| EXTRACT |
%%

# is that possible for pigeon to be homosextual?



## shakilfc009 (Mar 15, 2012)

i have this saxon pouter pair for 4 months now.....in the mean tym they laid eggs for three times....one tym they laid 4eggs ..which was quite impossible but that happened..but their eggs did not hatch...i was surprised becoz of that and was dissapointed also....i was finding the reason...i thought may be the male is impotent....so i separated the them...and after one month something strange happend...my male one started to flirt with my fantail male and eventually they paired up...mated...and my saxon male turned out to be a female..and laid two eggs!!!!!!..........now is that possible that all those tym these two were lesbian?


----------



## spirit wings (Mar 29, 2008)

yes, it happens all the time. four eggs in a nest means 2 hens layed them there...lol..


----------



## shakilfc009 (Mar 15, 2012)

but they mated...i saw with my own eyes..i ve one photo of their mating..how do they mate if they both are female.....??


----------



## spirit wings (Mar 29, 2008)

They go through the motions of mating. cock birds will pair up as well.. no biggie unless you want fertile eggs to hatch. This is not unusual.


----------



## shakilfc009 (Mar 15, 2012)

thanks for ur information...im new in this hobby....thats y asking...but 
i still have one problem...the brown one is now paired with this male indian fantail....i wonder hows the chicks gonna look like?


----------



## spirit wings (Mar 29, 2008)

I guess you will find out if the eggs are fertile and you let them hatch them.


----------



## shakilfc009 (Mar 15, 2012)

do u think this cross breeding is a good idea..?


----------



## spirit wings (Mar 29, 2008)

shakilfc009 said:


> do u think this cross breeding is a good idea..?

%%

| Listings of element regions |
%%

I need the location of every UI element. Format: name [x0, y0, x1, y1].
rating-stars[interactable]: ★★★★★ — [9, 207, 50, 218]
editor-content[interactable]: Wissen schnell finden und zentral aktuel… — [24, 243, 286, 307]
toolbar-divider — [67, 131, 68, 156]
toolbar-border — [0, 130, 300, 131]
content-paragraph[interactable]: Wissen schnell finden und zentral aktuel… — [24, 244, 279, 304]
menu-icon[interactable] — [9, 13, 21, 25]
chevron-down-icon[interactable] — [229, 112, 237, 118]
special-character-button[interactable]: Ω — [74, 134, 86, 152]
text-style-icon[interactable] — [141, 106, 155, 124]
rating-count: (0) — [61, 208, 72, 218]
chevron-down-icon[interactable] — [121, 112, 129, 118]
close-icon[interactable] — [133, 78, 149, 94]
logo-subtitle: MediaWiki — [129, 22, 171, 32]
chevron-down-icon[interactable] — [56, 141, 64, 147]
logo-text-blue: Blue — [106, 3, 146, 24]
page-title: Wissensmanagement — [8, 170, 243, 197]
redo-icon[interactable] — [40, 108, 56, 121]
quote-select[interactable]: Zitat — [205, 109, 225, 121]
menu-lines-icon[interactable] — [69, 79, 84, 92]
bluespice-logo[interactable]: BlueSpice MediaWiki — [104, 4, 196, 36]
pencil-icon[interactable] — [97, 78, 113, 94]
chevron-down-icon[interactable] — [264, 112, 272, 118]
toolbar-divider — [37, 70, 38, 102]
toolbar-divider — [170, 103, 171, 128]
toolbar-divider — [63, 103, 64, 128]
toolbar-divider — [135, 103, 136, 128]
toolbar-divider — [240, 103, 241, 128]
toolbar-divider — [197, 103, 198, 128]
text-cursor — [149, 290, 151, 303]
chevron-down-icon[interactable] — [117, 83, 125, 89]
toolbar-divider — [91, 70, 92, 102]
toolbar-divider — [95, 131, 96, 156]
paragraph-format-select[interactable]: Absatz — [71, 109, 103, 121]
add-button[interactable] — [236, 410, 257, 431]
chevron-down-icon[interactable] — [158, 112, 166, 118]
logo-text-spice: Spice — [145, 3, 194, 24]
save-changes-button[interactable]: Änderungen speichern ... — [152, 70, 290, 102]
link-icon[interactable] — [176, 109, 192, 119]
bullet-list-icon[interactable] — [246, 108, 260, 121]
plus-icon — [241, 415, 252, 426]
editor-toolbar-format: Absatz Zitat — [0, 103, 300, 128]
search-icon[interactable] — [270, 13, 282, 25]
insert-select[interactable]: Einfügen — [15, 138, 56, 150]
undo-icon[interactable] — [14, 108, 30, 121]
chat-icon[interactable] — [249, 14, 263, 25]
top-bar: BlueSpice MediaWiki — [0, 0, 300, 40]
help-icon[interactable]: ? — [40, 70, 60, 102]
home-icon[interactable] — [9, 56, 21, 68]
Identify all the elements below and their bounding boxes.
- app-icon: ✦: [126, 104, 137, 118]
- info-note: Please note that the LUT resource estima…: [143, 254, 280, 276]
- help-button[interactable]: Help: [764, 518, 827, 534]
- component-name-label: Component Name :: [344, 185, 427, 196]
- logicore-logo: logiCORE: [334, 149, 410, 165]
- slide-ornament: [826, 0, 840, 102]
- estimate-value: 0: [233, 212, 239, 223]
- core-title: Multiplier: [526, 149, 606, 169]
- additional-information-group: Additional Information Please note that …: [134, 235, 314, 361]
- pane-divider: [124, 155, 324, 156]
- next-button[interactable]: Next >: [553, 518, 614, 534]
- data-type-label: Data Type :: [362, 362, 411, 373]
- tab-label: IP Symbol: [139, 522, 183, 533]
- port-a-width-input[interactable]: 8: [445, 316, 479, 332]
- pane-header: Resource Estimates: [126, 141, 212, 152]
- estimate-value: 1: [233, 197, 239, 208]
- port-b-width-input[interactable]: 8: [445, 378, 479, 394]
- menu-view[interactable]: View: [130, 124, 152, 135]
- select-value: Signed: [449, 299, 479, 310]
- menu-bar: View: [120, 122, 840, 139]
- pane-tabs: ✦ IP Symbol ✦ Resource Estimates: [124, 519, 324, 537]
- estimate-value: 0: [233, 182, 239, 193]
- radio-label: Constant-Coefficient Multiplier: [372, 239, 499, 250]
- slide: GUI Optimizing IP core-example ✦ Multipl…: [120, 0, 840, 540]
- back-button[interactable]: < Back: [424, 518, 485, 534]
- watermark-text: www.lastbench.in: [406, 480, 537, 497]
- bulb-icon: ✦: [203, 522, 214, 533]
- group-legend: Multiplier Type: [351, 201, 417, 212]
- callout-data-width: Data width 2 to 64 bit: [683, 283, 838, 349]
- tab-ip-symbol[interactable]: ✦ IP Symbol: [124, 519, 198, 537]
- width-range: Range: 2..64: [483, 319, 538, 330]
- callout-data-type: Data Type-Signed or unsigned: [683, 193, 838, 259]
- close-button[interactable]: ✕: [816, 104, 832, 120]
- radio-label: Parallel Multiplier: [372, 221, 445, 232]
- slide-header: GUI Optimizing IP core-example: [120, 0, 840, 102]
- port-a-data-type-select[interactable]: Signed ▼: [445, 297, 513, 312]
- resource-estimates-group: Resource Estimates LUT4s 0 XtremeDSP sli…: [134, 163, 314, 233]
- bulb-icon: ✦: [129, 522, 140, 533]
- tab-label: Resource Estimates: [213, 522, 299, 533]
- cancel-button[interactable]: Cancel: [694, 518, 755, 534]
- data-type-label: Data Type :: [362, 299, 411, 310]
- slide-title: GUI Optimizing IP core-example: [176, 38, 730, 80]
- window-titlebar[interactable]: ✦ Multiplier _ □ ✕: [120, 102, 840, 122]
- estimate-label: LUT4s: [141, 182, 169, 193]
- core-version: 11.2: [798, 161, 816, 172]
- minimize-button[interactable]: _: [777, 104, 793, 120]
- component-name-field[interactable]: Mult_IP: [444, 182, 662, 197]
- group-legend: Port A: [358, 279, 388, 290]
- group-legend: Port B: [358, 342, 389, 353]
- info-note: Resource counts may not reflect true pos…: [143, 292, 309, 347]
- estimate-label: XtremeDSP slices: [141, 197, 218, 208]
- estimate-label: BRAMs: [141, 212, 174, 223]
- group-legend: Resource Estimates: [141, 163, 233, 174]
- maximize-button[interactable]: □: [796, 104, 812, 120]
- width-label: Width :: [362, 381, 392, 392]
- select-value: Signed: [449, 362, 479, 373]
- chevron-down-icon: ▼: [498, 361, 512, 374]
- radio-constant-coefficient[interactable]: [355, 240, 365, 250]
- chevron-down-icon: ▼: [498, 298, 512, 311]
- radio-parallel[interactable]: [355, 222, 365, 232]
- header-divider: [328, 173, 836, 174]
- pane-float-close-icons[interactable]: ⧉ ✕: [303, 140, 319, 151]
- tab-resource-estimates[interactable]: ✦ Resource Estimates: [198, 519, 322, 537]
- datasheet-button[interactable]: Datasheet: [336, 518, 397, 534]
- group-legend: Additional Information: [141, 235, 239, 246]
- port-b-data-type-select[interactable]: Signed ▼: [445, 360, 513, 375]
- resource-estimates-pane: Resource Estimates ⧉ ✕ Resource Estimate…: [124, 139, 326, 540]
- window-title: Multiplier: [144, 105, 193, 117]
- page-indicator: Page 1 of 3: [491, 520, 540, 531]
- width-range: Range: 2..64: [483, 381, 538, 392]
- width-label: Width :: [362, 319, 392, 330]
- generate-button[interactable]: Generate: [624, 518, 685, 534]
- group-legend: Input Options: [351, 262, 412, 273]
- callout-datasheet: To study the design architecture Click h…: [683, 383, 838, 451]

%%

| TASK REQUIREMENTS |
(a) Restate the pigeon thread between "thanks for ur" and "them hatch them.", inclusive, replacing "hobby" with "pastime".
(b) Condense the paragraph of the pigeon thread that begins "i have this saxon pouter pair" into a short bulleted list of its main facts.

| ANSWERS IN ORDER |
(a)
thanks for ur information...im new in this pastime....thats y asking...but 
i still have one problem...the brown one is now paired with this male indian fantail....i wonder hows the chicks gonna look like?


----------



## spirit wings (Mar 29, 2008)

I guess you will find out if the eggs are fertile and you let them hatch them.

(b)
- The poster has kept a Saxon pouter pair for four months.
- In that time the pair laid eggs three times, once four eggs, but none hatched.
- Suspecting the male was impotent, the poster separated the two birds.
- About a month later, the supposed male paired and mated with the poster's male fantail and laid two eggs, turning out to be a female.
- The poster asks whether the original pair had been two females all along.